──────── RECORDS SUPPLIED ────────

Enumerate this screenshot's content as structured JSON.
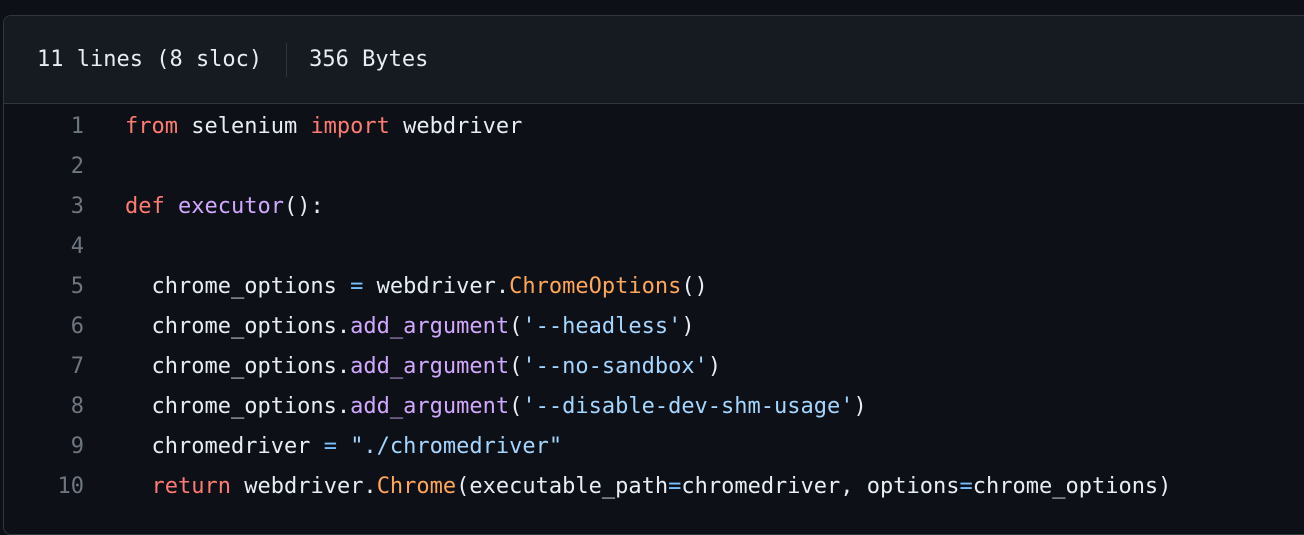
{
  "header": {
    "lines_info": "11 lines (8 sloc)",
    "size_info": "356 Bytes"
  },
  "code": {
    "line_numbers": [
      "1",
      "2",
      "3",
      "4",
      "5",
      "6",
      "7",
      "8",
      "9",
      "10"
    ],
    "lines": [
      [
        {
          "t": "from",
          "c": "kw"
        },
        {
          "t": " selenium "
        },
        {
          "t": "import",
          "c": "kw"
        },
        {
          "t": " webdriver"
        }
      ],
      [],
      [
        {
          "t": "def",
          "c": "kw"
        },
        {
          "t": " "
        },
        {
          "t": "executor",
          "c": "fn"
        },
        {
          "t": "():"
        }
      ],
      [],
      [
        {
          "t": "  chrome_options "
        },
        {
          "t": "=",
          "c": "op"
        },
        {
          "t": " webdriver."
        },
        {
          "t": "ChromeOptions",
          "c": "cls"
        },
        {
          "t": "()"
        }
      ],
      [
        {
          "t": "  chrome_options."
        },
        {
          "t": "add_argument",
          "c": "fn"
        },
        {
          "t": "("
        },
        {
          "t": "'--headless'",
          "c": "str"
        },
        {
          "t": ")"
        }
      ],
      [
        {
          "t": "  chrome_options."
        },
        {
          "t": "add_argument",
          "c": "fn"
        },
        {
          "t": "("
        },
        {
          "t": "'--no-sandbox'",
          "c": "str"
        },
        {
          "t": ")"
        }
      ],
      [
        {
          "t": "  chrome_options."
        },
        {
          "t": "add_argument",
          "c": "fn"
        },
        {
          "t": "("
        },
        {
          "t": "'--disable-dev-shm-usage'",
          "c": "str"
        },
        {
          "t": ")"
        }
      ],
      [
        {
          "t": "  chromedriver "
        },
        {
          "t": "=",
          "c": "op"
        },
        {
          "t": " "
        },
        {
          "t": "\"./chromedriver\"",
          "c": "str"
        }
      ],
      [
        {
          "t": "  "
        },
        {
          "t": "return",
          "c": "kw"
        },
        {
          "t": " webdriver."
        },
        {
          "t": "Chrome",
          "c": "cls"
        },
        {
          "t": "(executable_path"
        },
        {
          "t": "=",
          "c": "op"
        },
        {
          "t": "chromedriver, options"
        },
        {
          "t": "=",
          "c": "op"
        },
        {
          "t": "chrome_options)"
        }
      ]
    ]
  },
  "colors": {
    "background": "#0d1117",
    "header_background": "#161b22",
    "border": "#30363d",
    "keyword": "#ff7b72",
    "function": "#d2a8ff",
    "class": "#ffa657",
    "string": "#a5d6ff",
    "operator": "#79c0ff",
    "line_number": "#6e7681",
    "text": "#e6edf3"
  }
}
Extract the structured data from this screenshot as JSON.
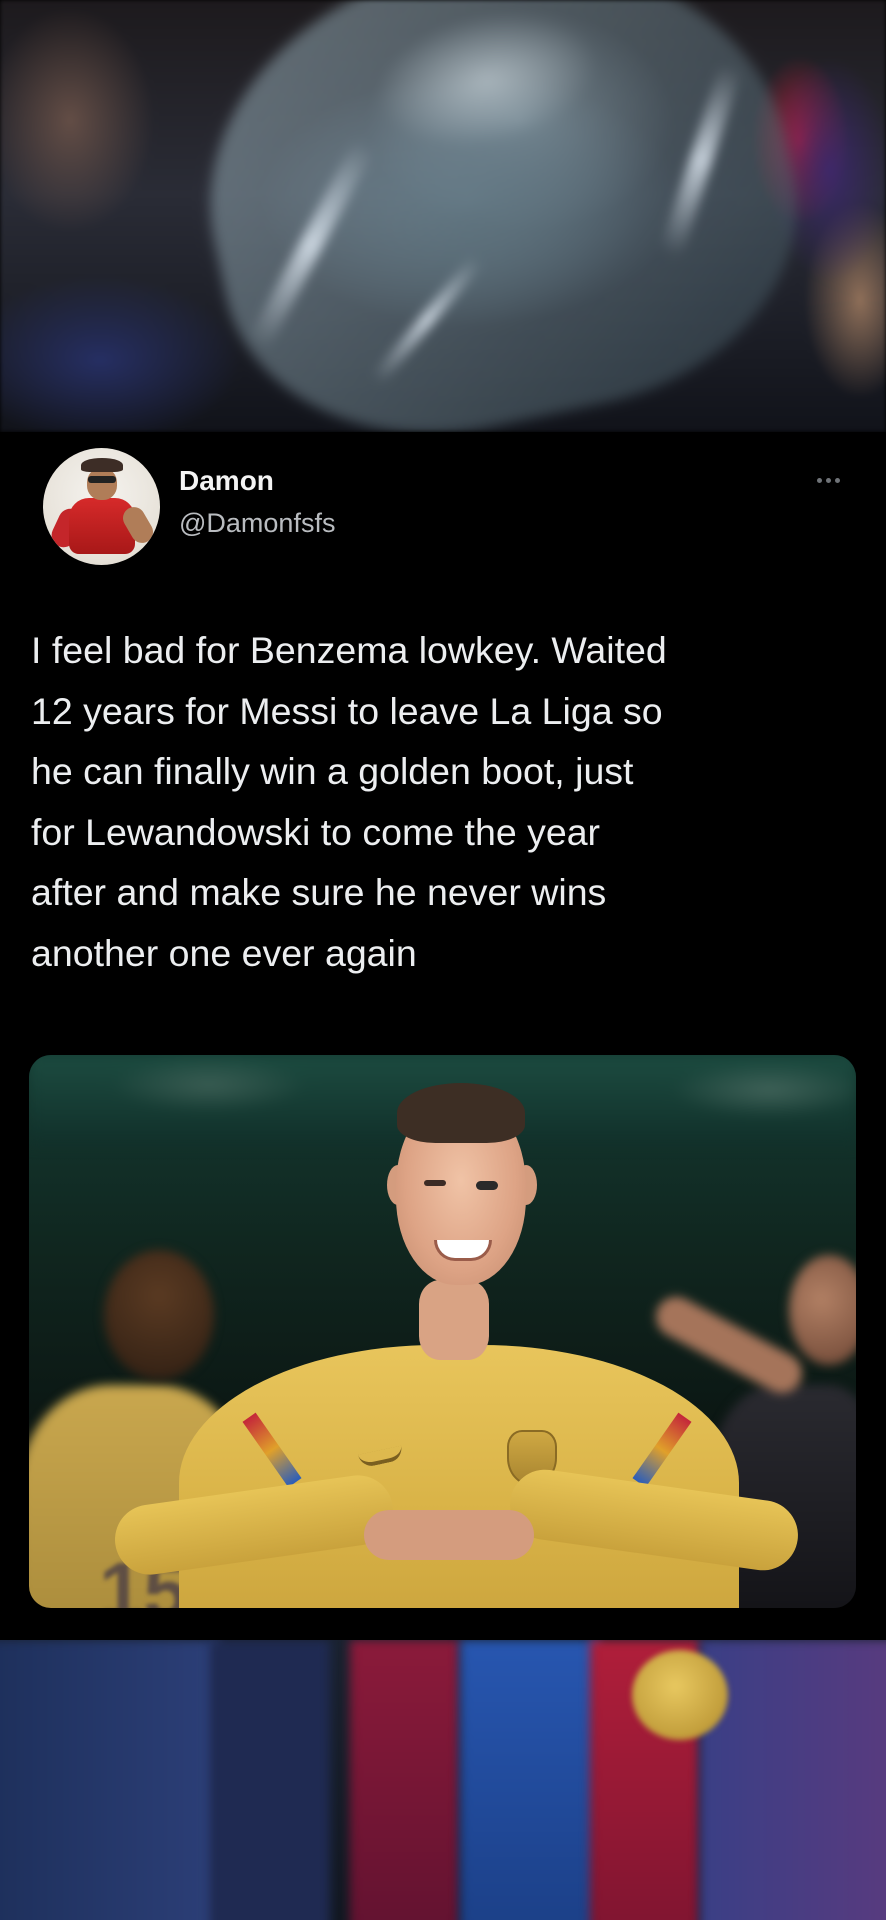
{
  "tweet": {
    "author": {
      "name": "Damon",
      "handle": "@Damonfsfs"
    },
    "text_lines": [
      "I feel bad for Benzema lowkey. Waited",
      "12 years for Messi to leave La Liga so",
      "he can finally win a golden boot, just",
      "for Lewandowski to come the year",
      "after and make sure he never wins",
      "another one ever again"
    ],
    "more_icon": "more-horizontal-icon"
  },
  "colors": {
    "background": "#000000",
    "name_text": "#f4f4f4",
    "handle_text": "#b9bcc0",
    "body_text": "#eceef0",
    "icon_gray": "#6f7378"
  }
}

────────

GOAL: Repeat every record above exactly, but leave out any pictures.

ANSWER TO THE PROBLEM:
Enumerate this screenshot's content as structured JSON.
{
  "header": {
    "lines_info": "11 lines (8 sloc)",
    "size_info": "356 Bytes"
  },
  "code": {
    "line_numbers": [
      "1",
      "2",
      "3",
      "4",
      "5",
      "6",
      "7",
      "8",
      "9",
      "10"
    ],
    "lines": [
      [
        {
          "t": "from",
          "c": "kw"
        },
        {
          "t": " selenium "
        },
        {
          "t": "import",
          "c": "kw"
        },
        {
          "t": " webdriver"
        }
      ],
      [],
      [
        {
          "t": "def",
          "c": "kw"
        },
        {
          "t": " "
        },
        {
          "t": "executor",
          "c": "fn"
        },
        {
          "t": "():"
        }
      ],
      [],
      [
        {
          "t": "  chrome_options "
        },
        {
          "t": "=",
          "c": "op"
        },
        {
          "t": " webdriver."
        },
        {
          "t": "ChromeOptions",
          "c": "cls"
        },
        {
          "t": "()"
        }
      ],
      [
        {
          "t": "  chrome_options."
        },
        {
          "t": "add_argument",
          "c": "fn"
        },
        {
          "t": "("
        },
        {
          "t": "'--headless'",
          "c": "str"
        },
        {
          "t": ")"
        }
      ],
      [
        {
          "t": "  chrome_options."
        },
        {
          "t": "add_argument",
          "c": "fn"
        },
        {
          "t": "("
        },
        {
          "t": "'--no-sandbox'",
          "c": "str"
        },
        {
          "t": ")"
        }
      ],
      [
        {
          "t": "  chrome_options."
        },
        {
          "t": "add_argument",
          "c": "fn"
        },
        {
          "t": "("
        },
        {
          "t": "'--disable-dev-shm-usage'",
          "c": "str"
        },
        {
          "t": ")"
        }
      ],
      [
        {
          "t": "  chromedriver "
        },
        {
          "t": "=",
          "c": "op"
        },
        {
          "t": " "
        },
        {
          "t": "\"./chromedriver\"",
          "c": "str"
        }
      ],
      [
        {
          "t": "  "
        },
        {
          "t": "return",
          "c": "kw"
        },
        {
          "t": " webdriver."
        },
        {
          "t": "Chrome",
          "c": "cls"
        },
        {
          "t": "(executable_path"
        },
        {
          "t": "=",
          "c": "op"
        },
        {
          "t": "chromedriver, options"
        },
        {
          "t": "=",
          "c": "op"
        },
        {
          "t": "chrome_options)"
        }
      ]
    ]
  },
  "colors": {
    "background": "#0d1117",
    "header_background": "#161b22",
    "border": "#30363d",
    "keyword": "#ff7b72",
    "function": "#d2a8ff",
    "class": "#ffa657",
    "string": "#a5d6ff",
    "operator": "#79c0ff",
    "line_number": "#6e7681",
    "text": "#e6edf3"
  }
}
Extract the structured data from this screenshot as JSON.
{
  "tweet": {
    "author": {
      "name": "Damon",
      "handle": "@Damonfsfs"
    },
    "text_lines": [
      "I feel bad for Benzema lowkey. Waited",
      "12 years for Messi to leave La Liga so",
      "he can finally win a golden boot, just",
      "for Lewandowski to come the year",
      "after and make sure he never wins",
      "another one ever again"
    ],
    "more_icon": "more-horizontal-icon"
  },
  "colors": {
    "background": "#000000",
    "name_text": "#f4f4f4",
    "handle_text": "#b9bcc0",
    "body_text": "#eceef0",
    "icon_gray": "#6f7378"
  }
}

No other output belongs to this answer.